Written problem - Copy the listing verbatim, excluding any images found in it.

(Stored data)
————————

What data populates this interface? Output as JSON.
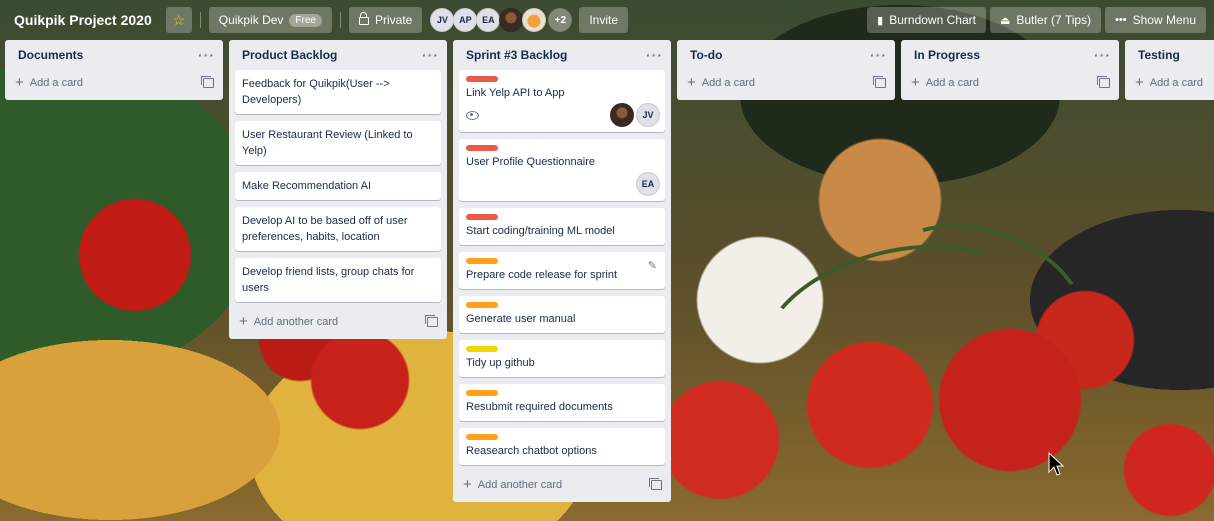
{
  "header": {
    "board_title": "Quikpik Project 2020",
    "team_name": "Quikpik Dev",
    "team_badge": "Free",
    "visibility": "Private",
    "members": [
      "JV",
      "AP",
      "EA"
    ],
    "more_members": "+2",
    "invite": "Invite",
    "burndown": "Burndown Chart",
    "butler": "Butler (7 Tips)",
    "show_menu": "Show Menu"
  },
  "colors": {
    "label_red": "#eb5a46",
    "label_orange": "#ff9f1a",
    "label_yellow": "#f2d600",
    "list_bg": "#ebecf0"
  },
  "lists": [
    {
      "title": "Documents",
      "add_label": "Add a card",
      "cards": []
    },
    {
      "title": "Product Backlog",
      "add_label": "Add another card",
      "cards": [
        {
          "title": "Feedback for Quikpik(User --> Developers)"
        },
        {
          "title": "User Restaurant Review (Linked to Yelp)"
        },
        {
          "title": "Make Recommendation AI"
        },
        {
          "title": "Develop AI to be based off of user preferences, habits, location"
        },
        {
          "title": "Develop friend lists, group chats for users"
        }
      ]
    },
    {
      "title": "Sprint #3 Backlog",
      "add_label": "Add another card",
      "cards": [
        {
          "title": "Link Yelp API to App",
          "label": "red",
          "members": [
            "photo",
            "JV"
          ]
        },
        {
          "title": "User Profile Questionnaire",
          "label": "red",
          "members": [
            "EA"
          ]
        },
        {
          "title": "Start coding/training ML model",
          "label": "red"
        },
        {
          "title": "Prepare code release for sprint",
          "label": "orange"
        },
        {
          "title": "Generate user manual",
          "label": "orange"
        },
        {
          "title": "Tidy up github",
          "label": "yellow"
        },
        {
          "title": "Resubmit required documents",
          "label": "orange"
        },
        {
          "title": "Reasearch chatbot options",
          "label": "orange"
        }
      ]
    },
    {
      "title": "To-do",
      "add_label": "Add a card",
      "cards": []
    },
    {
      "title": "In Progress",
      "add_label": "Add a card",
      "cards": []
    },
    {
      "title": "Testing",
      "add_label": "Add a card",
      "cards": []
    }
  ]
}
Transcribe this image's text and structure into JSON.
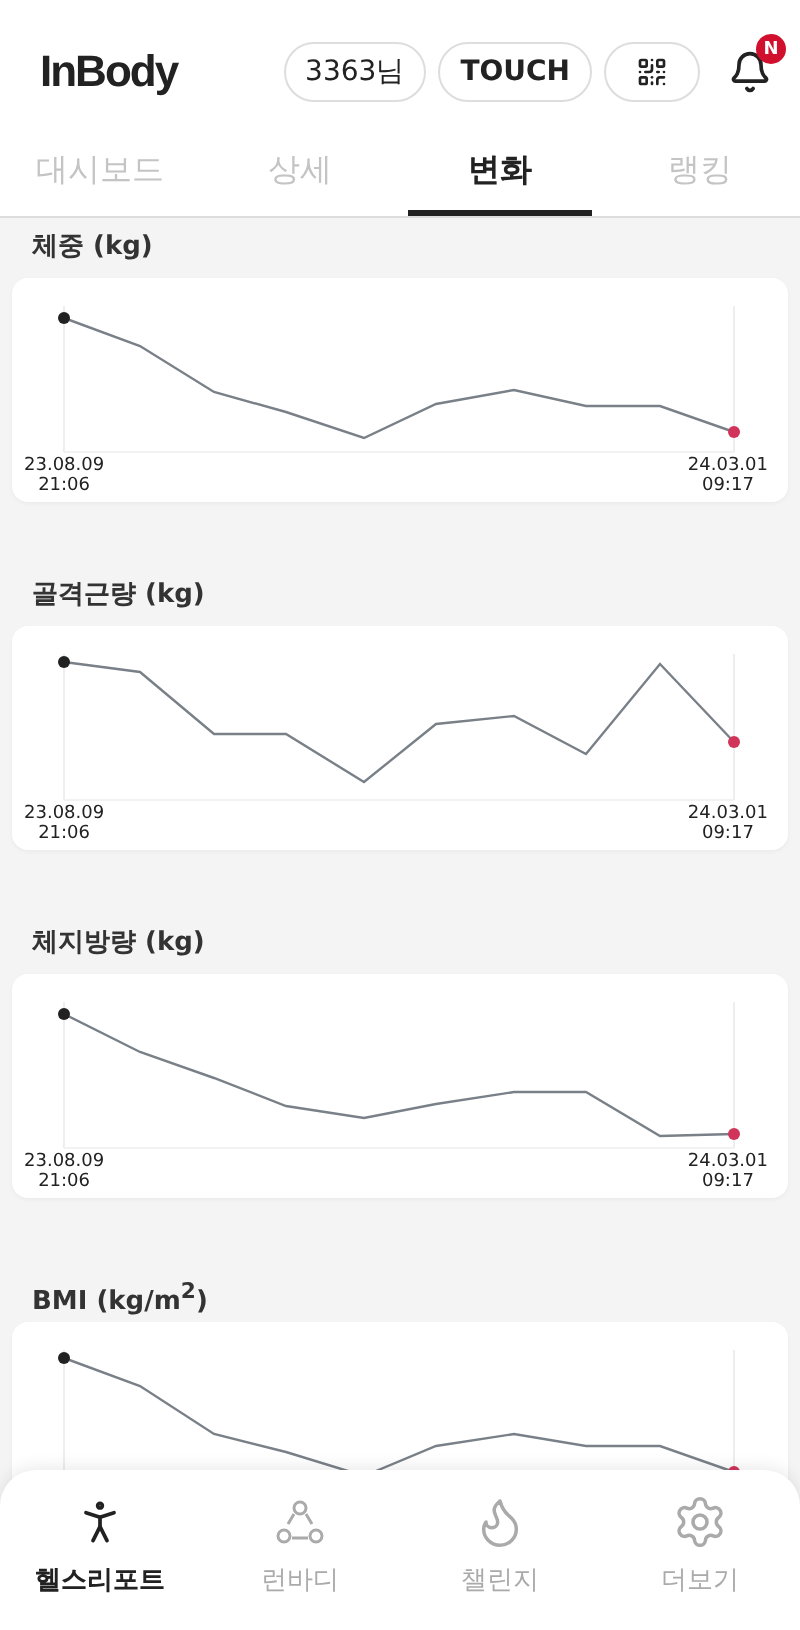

————————

Answer -
What data populates this interface? Output as JSON.
{
  "header": {
    "board_title": "Quikpik Project 2020",
    "team_name": "Quikpik Dev",
    "team_badge": "Free",
    "visibility": "Private",
    "members": [
      "JV",
      "AP",
      "EA"
    ],
    "more_members": "+2",
    "invite": "Invite",
    "burndown": "Burndown Chart",
    "butler": "Butler (7 Tips)",
    "show_menu": "Show Menu"
  },
  "colors": {
    "label_red": "#eb5a46",
    "label_orange": "#ff9f1a",
    "label_yellow": "#f2d600",
    "list_bg": "#ebecf0"
  },
  "lists": [
    {
      "title": "Documents",
      "add_label": "Add a card",
      "cards": []
    },
    {
      "title": "Product Backlog",
      "add_label": "Add another card",
      "cards": [
        {
          "title": "Feedback for Quikpik(User --> Developers)"
        },
        {
          "title": "User Restaurant Review (Linked to Yelp)"
        },
        {
          "title": "Make Recommendation AI"
        },
        {
          "title": "Develop AI to be based off of user preferences, habits, location"
        },
        {
          "title": "Develop friend lists, group chats for users"
        }
      ]
    },
    {
      "title": "Sprint #3 Backlog",
      "add_label": "Add another card",
      "cards": [
        {
          "title": "Link Yelp API to App",
          "label": "red",
          "members": [
            "photo",
            "JV"
          ]
        },
        {
          "title": "User Profile Questionnaire",
          "label": "red",
          "members": [
            "EA"
          ]
        },
        {
          "title": "Start coding/training ML model",
          "label": "red"
        },
        {
          "title": "Prepare code release for sprint",
          "label": "orange"
        },
        {
          "title": "Generate user manual",
          "label": "orange"
        },
        {
          "title": "Tidy up github",
          "label": "yellow"
        },
        {
          "title": "Resubmit required documents",
          "label": "orange"
        },
        {
          "title": "Reasearch chatbot options",
          "label": "orange"
        }
      ]
    },
    {
      "title": "To-do",
      "add_label": "Add a card",
      "cards": []
    },
    {
      "title": "In Progress",
      "add_label": "Add a card",
      "cards": []
    },
    {
      "title": "Testing",
      "add_label": "Add a card",
      "cards": []
    }
  ]
}
Transcribe this image's text and structure into JSON.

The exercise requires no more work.